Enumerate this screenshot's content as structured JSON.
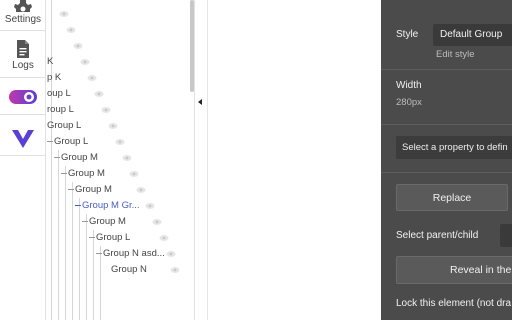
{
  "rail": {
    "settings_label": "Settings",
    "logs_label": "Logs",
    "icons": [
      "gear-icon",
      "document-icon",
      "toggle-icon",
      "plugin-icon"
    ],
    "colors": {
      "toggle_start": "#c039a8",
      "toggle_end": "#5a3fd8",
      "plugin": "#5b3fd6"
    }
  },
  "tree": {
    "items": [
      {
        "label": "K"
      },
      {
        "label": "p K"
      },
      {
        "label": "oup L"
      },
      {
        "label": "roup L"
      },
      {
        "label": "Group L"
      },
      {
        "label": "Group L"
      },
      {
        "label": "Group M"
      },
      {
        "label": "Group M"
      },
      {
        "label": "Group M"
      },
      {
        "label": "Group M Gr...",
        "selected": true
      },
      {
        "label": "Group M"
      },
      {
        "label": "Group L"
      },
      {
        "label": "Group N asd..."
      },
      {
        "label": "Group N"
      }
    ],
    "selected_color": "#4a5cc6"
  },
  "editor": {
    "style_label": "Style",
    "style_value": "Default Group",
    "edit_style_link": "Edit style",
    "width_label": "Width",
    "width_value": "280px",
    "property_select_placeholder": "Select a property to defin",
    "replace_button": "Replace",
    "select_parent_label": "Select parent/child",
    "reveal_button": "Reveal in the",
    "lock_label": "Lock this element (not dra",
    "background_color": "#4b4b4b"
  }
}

* WHAT IS REQUIRED
Quote each entry above verbatim and drop the pictures.

* ANSWER BELOW
Enumerate this screenshot's content as structured JSON.
{
  "rail": {
    "settings_label": "Settings",
    "logs_label": "Logs",
    "icons": [
      "gear-icon",
      "document-icon",
      "toggle-icon",
      "plugin-icon"
    ],
    "colors": {
      "toggle_start": "#c039a8",
      "toggle_end": "#5a3fd8",
      "plugin": "#5b3fd6"
    }
  },
  "tree": {
    "items": [
      {
        "label": "K"
      },
      {
        "label": "p K"
      },
      {
        "label": "oup L"
      },
      {
        "label": "roup L"
      },
      {
        "label": "Group L"
      },
      {
        "label": "Group L"
      },
      {
        "label": "Group M"
      },
      {
        "label": "Group M"
      },
      {
        "label": "Group M"
      },
      {
        "label": "Group M Gr...",
        "selected": true
      },
      {
        "label": "Group M"
      },
      {
        "label": "Group L"
      },
      {
        "label": "Group N asd..."
      },
      {
        "label": "Group N"
      }
    ],
    "selected_color": "#4a5cc6"
  },
  "editor": {
    "style_label": "Style",
    "style_value": "Default Group",
    "edit_style_link": "Edit style",
    "width_label": "Width",
    "width_value": "280px",
    "property_select_placeholder": "Select a property to defin",
    "replace_button": "Replace",
    "select_parent_label": "Select parent/child",
    "reveal_button": "Reveal in the",
    "lock_label": "Lock this element (not dra",
    "background_color": "#4b4b4b"
  }
}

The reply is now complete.